── Dataset
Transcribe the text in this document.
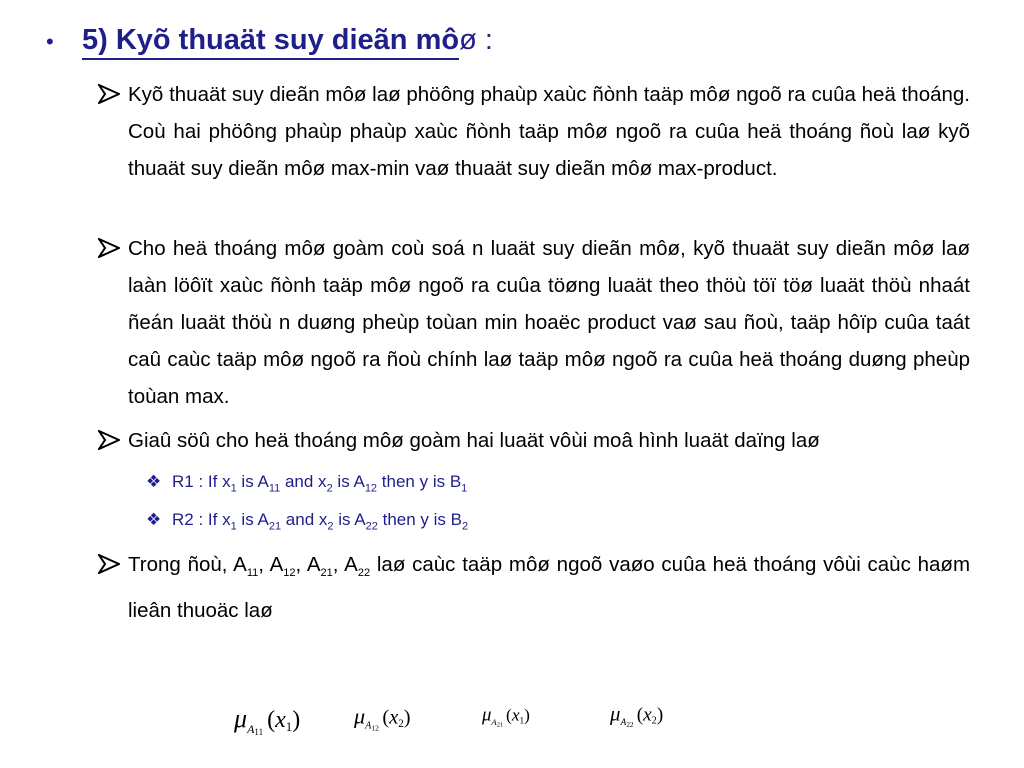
• 5) Kyõ thuaät suy dieãn mô ø :
Kyõ thuaät suy dieãn môø laø phöông phaùp xaùc ñònh taäp môø ngoõ ra cuûa heä thoáng. Coù hai phöông phaùp phaùp xaùc ñònh taäp môø ngoõ ra cuûa heä thoáng ñoù laø kyõ thuaät suy dieãn môø max-min vaø thuaät suy dieãn môø max-product.
Cho heä thoáng môø goàm coù soá n luaät suy dieãn môø, kyõ thuaät suy dieãn môø laø laàn löôït xaùc ñònh taäp môø ngoõ ra cuûa töøng luaät theo thöù töï töø luaät thöù nhaát ñeán luaät thöù n duøng pheùp toùan min hoaëc product vaø sau ñoù, taäp hôïp cuûa taát caû caùc taäp môø ngoõ ra ñoù chính laø taäp môø ngoõ ra cuûa heä thoáng duøng pheùp toùan max.
Giaû söû cho heä thoáng môø goàm hai luaät vôùi moâ hình luaät daïng laø
❖ R1 : If $x_1$ is $A_{11}$ and $x_2$ is $A_{12}$ then y is $B_1$
❖ R2 : If $x_1$ is $A_{21}$ and $x_2$ is $A_{22}$ then y is $B_2$
Trong ñoù, $A_{11}$, $A_{12}$, $A_{21}$, $A_{22}$ laø caùc taäp môø ngoõ vaøo cuûa heä thoáng vôùi caùc haøm lieân thuoäc laø
$\mu_{A11}$ (x1) $\mu_{A12}$ (x2)	$\mu_{A21}$ (x1)	$\mu_{A22}$ (x2)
────
• **Problem details**: Without the pictures, return all the records precisely as they stand.

• **Task result**:
Transcribe the text in this document.
• 5) Kyõ thuaät suy dieãn mô ø :
Kyõ thuaät suy dieãn môø laø phöông phaùp xaùc ñònh taäp môø ngoõ ra cuûa heä thoáng. Coù hai phöông phaùp phaùp xaùc ñònh taäp môø ngoõ ra cuûa heä thoáng ñoù laø kyõ thuaät suy dieãn môø max-min vaø thuaät suy dieãn môø max-product.
Cho heä thoáng môø goàm coù soá n luaät suy dieãn môø, kyõ thuaät suy dieãn môø laø laàn löôït xaùc ñònh taäp môø ngoõ ra cuûa töøng luaät theo thöù töï töø luaät thöù nhaát ñeán luaät thöù n duøng pheùp toùan min hoaëc product vaø sau ñoù, taäp hôïp cuûa taát caû caùc taäp môø ngoõ ra ñoù chính laø taäp môø ngoõ ra cuûa heä thoáng duøng pheùp toùan max.
Giaû söû cho heä thoáng môø goàm hai luaät vôùi moâ hình luaät daïng laø
❖ R1 : If $x_1$ is $A_{11}$ and $x_2$ is $A_{12}$ then y is $B_1$
❖ R2 : If $x_1$ is $A_{21}$ and $x_2$ is $A_{22}$ then y is $B_2$
Trong ñoù, $A_{11}$, $A_{12}$, $A_{21}$, $A_{22}$ laø caùc taäp môø ngoõ vaøo cuûa heä thoáng vôùi caùc haøm lieân thuoäc laø
$\mu_{A11}$ (x1) $\mu_{A12}$ (x2)	$\mu_{A21}$ (x1)	$\mu_{A22}$ (x2)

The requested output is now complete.